TASK DESCRIPTION: Will you quote all of the entries, word for word?

SUPPLIED DATA:
*****
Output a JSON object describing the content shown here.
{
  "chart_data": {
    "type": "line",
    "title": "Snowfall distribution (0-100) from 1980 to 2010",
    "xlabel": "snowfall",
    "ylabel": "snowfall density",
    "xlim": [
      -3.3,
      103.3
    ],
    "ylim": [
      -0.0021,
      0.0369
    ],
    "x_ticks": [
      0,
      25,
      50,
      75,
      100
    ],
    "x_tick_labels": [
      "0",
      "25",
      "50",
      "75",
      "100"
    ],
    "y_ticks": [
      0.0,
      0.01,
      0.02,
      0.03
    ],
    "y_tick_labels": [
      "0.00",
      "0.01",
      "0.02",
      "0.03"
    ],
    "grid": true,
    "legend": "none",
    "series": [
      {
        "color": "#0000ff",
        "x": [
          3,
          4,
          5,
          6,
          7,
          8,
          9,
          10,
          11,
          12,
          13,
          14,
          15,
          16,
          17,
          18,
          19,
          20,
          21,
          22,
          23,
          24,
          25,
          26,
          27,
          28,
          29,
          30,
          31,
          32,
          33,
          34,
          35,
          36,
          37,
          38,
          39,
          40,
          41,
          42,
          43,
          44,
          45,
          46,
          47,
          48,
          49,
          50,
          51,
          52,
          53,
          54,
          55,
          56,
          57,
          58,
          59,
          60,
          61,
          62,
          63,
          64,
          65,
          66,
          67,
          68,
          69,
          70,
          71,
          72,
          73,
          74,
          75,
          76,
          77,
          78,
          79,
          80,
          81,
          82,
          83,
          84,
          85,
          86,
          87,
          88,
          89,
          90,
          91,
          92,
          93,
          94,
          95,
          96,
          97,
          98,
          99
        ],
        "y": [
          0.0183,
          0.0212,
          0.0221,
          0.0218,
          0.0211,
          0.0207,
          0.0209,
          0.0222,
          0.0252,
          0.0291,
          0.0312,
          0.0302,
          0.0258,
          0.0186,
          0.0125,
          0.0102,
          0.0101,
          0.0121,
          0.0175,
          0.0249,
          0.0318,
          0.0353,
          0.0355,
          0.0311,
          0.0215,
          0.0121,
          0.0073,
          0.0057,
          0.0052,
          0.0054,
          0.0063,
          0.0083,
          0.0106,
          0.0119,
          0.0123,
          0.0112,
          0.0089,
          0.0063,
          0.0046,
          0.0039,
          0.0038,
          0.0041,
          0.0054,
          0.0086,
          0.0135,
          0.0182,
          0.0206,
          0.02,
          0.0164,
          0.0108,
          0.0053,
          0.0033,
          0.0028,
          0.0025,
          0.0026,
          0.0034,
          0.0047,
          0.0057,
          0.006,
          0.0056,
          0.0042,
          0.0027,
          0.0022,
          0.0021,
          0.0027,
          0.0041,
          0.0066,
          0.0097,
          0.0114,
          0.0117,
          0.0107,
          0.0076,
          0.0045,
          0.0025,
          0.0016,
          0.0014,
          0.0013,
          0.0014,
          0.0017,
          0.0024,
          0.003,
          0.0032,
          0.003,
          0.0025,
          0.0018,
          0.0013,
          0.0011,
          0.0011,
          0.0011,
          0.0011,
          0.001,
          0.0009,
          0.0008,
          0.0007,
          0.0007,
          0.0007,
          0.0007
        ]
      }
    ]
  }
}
*****
WRITTEN ANSWER:
Output a JSON object describing the content shown here.
{
  "chart_data": {
    "type": "line",
    "title": "Snowfall distribution (0-100) from 1980 to 2010",
    "xlabel": "snowfall",
    "ylabel": "snowfall density",
    "xlim": [
      -3.3,
      103.3
    ],
    "ylim": [
      -0.0021,
      0.0369
    ],
    "x_ticks": [
      0,
      25,
      50,
      75,
      100
    ],
    "x_tick_labels": [
      "0",
      "25",
      "50",
      "75",
      "100"
    ],
    "y_ticks": [
      0.0,
      0.01,
      0.02,
      0.03
    ],
    "y_tick_labels": [
      "0.00",
      "0.01",
      "0.02",
      "0.03"
    ],
    "grid": true,
    "legend": "none",
    "series": [
      {
        "color": "#0000ff",
        "x": [
          3,
          4,
          5,
          6,
          7,
          8,
          9,
          10,
          11,
          12,
          13,
          14,
          15,
          16,
          17,
          18,
          19,
          20,
          21,
          22,
          23,
          24,
          25,
          26,
          27,
          28,
          29,
          30,
          31,
          32,
          33,
          34,
          35,
          36,
          37,
          38,
          39,
          40,
          41,
          42,
          43,
          44,
          45,
          46,
          47,
          48,
          49,
          50,
          51,
          52,
          53,
          54,
          55,
          56,
          57,
          58,
          59,
          60,
          61,
          62,
          63,
          64,
          65,
          66,
          67,
          68,
          69,
          70,
          71,
          72,
          73,
          74,
          75,
          76,
          77,
          78,
          79,
          80,
          81,
          82,
          83,
          84,
          85,
          86,
          87,
          88,
          89,
          90,
          91,
          92,
          93,
          94,
          95,
          96,
          97,
          98,
          99
        ],
        "y": [
          0.0183,
          0.0212,
          0.0221,
          0.0218,
          0.0211,
          0.0207,
          0.0209,
          0.0222,
          0.0252,
          0.0291,
          0.0312,
          0.0302,
          0.0258,
          0.0186,
          0.0125,
          0.0102,
          0.0101,
          0.0121,
          0.0175,
          0.0249,
          0.0318,
          0.0353,
          0.0355,
          0.0311,
          0.0215,
          0.0121,
          0.0073,
          0.0057,
          0.0052,
          0.0054,
          0.0063,
          0.0083,
          0.0106,
          0.0119,
          0.0123,
          0.0112,
          0.0089,
          0.0063,
          0.0046,
          0.0039,
          0.0038,
          0.0041,
          0.0054,
          0.0086,
          0.0135,
          0.0182,
          0.0206,
          0.02,
          0.0164,
          0.0108,
          0.0053,
          0.0033,
          0.0028,
          0.0025,
          0.0026,
          0.0034,
          0.0047,
          0.0057,
          0.006,
          0.0056,
          0.0042,
          0.0027,
          0.0022,
          0.0021,
          0.0027,
          0.0041,
          0.0066,
          0.0097,
          0.0114,
          0.0117,
          0.0107,
          0.0076,
          0.0045,
          0.0025,
          0.0016,
          0.0014,
          0.0013,
          0.0014,
          0.0017,
          0.0024,
          0.003,
          0.0032,
          0.003,
          0.0025,
          0.0018,
          0.0013,
          0.0011,
          0.0011,
          0.0011,
          0.0011,
          0.001,
          0.0009,
          0.0008,
          0.0007,
          0.0007,
          0.0007,
          0.0007
        ]
      }
    ]
  }
}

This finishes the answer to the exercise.